Extracts from a graphics dataset

===

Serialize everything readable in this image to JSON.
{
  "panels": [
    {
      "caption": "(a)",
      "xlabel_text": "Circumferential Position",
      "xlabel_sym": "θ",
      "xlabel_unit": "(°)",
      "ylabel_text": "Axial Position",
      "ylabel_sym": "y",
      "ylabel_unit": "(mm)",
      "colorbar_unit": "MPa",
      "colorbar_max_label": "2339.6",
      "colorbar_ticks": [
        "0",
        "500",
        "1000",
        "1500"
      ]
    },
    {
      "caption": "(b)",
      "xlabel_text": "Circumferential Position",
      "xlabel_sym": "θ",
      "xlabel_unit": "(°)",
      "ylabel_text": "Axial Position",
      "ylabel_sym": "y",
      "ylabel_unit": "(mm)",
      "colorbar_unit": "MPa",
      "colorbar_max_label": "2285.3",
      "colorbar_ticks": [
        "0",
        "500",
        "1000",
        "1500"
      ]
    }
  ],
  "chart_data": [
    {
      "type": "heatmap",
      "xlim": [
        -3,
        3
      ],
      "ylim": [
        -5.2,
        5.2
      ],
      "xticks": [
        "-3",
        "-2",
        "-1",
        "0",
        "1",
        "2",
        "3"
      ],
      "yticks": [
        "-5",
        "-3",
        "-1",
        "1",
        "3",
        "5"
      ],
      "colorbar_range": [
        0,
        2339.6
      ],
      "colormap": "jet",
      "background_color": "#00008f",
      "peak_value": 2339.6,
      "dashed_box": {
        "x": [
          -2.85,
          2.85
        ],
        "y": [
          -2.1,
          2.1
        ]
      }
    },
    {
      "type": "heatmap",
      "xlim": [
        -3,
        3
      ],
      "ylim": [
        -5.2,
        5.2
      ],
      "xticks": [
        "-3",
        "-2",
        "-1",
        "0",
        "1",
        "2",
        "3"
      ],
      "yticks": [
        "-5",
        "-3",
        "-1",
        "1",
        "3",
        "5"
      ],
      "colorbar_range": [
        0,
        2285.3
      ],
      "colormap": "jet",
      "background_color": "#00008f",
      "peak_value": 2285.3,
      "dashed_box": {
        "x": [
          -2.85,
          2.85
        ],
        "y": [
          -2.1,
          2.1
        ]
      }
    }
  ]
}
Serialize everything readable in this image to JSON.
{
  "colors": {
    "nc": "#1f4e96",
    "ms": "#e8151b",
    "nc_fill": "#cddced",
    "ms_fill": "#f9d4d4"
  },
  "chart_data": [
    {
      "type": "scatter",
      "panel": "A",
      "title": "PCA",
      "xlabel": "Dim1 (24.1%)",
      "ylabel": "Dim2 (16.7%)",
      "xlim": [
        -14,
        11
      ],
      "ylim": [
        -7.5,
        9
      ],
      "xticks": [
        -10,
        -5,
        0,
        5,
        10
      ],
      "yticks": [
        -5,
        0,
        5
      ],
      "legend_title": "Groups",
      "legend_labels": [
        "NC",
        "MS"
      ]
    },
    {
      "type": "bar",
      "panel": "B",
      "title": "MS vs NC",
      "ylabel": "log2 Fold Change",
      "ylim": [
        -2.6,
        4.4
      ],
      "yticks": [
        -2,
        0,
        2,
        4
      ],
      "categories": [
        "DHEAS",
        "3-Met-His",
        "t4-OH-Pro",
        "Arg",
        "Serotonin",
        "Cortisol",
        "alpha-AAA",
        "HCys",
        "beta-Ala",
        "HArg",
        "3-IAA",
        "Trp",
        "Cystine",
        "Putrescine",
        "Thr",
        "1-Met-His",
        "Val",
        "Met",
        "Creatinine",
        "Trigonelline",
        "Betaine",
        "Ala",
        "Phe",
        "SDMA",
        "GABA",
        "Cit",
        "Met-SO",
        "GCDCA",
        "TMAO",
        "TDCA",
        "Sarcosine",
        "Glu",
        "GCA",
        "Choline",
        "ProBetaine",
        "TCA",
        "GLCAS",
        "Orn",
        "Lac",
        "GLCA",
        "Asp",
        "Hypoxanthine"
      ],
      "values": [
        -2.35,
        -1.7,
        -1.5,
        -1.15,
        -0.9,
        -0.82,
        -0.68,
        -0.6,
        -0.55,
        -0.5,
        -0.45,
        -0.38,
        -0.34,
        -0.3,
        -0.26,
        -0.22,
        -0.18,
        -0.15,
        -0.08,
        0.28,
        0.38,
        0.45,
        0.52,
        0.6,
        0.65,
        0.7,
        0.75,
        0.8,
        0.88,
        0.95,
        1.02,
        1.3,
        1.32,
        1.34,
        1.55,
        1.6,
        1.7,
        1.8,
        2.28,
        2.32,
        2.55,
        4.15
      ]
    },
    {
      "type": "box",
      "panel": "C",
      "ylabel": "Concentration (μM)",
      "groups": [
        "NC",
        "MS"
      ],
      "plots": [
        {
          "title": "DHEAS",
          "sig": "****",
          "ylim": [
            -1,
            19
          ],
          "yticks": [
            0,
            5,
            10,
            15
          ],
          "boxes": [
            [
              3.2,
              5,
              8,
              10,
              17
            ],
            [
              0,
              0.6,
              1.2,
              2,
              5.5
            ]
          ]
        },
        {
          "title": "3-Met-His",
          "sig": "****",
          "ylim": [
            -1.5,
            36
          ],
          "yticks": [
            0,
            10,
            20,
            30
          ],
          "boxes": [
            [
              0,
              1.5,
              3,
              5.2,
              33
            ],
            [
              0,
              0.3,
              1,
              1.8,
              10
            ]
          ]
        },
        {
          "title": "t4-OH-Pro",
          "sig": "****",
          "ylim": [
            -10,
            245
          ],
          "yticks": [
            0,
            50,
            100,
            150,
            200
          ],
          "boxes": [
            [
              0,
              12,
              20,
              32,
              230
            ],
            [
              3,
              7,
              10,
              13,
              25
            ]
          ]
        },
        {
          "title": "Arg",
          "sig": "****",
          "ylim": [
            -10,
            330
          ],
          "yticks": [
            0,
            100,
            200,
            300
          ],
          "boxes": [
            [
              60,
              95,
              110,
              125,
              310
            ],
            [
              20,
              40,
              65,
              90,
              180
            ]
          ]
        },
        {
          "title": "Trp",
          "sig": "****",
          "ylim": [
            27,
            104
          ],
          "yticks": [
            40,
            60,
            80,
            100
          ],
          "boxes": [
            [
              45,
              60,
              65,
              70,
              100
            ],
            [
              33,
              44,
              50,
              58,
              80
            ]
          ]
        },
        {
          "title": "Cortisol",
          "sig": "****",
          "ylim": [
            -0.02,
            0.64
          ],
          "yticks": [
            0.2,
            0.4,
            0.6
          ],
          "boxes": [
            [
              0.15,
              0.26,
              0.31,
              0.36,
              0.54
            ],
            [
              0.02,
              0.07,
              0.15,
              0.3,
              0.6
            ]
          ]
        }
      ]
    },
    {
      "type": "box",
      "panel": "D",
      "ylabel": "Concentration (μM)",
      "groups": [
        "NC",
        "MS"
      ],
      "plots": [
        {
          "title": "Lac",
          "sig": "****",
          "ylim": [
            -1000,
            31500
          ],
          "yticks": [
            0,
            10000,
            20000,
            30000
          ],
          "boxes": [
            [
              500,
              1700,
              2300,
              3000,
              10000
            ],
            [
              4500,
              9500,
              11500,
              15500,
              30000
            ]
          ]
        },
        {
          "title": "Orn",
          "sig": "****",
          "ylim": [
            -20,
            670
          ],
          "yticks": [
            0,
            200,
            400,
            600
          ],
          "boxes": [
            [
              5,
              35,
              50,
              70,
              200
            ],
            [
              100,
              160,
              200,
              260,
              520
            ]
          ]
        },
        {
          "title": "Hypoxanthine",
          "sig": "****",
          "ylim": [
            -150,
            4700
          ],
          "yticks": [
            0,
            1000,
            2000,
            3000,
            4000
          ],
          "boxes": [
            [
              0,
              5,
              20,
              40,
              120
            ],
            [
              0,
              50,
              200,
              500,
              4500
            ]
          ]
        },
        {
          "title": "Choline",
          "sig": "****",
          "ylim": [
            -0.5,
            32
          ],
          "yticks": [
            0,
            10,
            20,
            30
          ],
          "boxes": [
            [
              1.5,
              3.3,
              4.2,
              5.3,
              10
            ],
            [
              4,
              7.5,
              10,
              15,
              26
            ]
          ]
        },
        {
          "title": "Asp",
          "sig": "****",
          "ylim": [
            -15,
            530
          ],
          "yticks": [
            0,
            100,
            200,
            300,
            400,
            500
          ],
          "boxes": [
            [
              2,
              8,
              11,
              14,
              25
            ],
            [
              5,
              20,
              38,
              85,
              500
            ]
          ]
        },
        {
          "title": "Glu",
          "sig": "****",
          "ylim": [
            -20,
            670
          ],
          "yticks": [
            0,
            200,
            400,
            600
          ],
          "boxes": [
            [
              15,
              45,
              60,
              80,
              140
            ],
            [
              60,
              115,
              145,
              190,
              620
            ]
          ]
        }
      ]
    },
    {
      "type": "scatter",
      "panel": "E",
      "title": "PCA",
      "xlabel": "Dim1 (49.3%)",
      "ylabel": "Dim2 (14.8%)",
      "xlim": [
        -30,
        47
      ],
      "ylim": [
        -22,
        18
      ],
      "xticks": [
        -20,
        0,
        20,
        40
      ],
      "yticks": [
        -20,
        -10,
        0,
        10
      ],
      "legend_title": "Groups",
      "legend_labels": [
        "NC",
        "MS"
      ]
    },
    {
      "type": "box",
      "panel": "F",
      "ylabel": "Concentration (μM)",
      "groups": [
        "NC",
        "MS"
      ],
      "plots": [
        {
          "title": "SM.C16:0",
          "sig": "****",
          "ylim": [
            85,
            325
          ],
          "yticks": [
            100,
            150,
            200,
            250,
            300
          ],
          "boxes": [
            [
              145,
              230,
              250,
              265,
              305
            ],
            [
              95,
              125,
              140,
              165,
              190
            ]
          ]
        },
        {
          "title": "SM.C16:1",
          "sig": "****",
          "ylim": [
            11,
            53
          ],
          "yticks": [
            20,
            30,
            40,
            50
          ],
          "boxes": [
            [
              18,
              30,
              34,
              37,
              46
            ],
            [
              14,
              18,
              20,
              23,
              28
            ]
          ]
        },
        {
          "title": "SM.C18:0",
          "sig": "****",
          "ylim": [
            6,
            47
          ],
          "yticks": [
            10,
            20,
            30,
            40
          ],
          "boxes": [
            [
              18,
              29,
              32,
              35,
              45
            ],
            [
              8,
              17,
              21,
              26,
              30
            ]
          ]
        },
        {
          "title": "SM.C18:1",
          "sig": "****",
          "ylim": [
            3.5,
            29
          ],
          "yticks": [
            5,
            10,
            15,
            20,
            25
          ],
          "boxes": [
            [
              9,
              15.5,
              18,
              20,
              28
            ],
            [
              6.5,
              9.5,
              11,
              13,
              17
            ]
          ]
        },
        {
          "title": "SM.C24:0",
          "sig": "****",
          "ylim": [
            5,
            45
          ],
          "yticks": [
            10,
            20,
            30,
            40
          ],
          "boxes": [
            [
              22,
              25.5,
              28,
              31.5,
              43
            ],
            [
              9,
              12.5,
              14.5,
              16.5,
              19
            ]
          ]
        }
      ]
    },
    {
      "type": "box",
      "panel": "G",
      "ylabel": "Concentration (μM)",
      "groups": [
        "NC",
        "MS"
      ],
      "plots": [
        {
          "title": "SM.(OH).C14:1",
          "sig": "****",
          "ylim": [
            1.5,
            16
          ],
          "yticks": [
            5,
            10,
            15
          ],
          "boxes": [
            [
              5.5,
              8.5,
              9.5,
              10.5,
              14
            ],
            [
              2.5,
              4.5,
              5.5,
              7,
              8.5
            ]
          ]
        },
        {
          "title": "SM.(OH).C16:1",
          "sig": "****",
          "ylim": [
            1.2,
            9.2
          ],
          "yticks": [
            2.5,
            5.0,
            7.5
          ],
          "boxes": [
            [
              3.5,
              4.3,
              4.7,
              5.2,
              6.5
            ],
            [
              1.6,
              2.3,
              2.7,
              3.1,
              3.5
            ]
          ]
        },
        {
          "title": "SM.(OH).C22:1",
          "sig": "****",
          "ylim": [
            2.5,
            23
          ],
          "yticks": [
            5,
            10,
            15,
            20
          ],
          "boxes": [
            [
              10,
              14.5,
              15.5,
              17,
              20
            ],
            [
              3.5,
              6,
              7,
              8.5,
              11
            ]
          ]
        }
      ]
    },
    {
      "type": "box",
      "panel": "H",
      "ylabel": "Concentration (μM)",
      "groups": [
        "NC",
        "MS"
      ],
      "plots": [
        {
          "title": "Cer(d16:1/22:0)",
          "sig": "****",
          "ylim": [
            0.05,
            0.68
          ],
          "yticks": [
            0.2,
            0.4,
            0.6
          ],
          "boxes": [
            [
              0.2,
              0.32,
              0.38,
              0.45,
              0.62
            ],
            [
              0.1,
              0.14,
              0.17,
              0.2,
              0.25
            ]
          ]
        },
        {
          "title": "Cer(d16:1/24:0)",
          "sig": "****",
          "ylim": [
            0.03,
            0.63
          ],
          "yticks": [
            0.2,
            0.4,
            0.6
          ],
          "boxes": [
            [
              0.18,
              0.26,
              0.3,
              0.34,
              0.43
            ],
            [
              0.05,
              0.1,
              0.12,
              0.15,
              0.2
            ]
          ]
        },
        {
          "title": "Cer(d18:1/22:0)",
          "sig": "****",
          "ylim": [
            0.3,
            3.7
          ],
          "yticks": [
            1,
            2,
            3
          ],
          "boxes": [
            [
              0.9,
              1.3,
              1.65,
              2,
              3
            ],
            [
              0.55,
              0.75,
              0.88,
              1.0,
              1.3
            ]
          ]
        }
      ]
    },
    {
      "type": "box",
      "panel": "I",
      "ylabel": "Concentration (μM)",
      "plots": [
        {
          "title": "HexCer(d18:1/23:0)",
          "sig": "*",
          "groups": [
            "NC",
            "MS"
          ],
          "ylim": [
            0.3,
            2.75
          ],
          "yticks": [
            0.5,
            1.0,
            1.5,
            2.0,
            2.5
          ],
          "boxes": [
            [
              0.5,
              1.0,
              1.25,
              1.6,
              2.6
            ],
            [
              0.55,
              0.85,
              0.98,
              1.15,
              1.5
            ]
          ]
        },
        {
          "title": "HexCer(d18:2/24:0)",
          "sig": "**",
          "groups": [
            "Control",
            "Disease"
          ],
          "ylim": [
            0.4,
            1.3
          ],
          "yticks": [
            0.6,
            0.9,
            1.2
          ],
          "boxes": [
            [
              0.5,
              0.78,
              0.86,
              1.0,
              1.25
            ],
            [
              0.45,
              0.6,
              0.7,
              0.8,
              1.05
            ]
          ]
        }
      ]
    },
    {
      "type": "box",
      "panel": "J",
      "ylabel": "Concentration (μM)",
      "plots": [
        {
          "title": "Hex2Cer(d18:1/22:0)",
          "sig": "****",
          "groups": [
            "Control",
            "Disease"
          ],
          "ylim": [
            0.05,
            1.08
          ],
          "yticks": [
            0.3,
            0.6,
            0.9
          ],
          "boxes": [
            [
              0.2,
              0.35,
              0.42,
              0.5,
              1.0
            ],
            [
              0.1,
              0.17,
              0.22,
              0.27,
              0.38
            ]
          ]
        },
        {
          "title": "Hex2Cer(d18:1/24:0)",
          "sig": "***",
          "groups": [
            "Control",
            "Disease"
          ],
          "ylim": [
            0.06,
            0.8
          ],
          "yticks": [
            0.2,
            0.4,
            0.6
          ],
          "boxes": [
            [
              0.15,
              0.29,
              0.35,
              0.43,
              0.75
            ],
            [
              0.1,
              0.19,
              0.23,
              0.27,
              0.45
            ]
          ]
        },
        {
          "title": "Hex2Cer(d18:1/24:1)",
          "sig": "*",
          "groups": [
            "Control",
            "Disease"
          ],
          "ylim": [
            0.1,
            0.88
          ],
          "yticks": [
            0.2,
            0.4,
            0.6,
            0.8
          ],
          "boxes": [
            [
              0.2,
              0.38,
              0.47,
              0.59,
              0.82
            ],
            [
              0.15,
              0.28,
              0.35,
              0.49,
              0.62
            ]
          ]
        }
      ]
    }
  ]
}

===

OBJECTIVE:
Write only the number of lines in the data above that include "HexCer".

OUTPUT BELOW:
2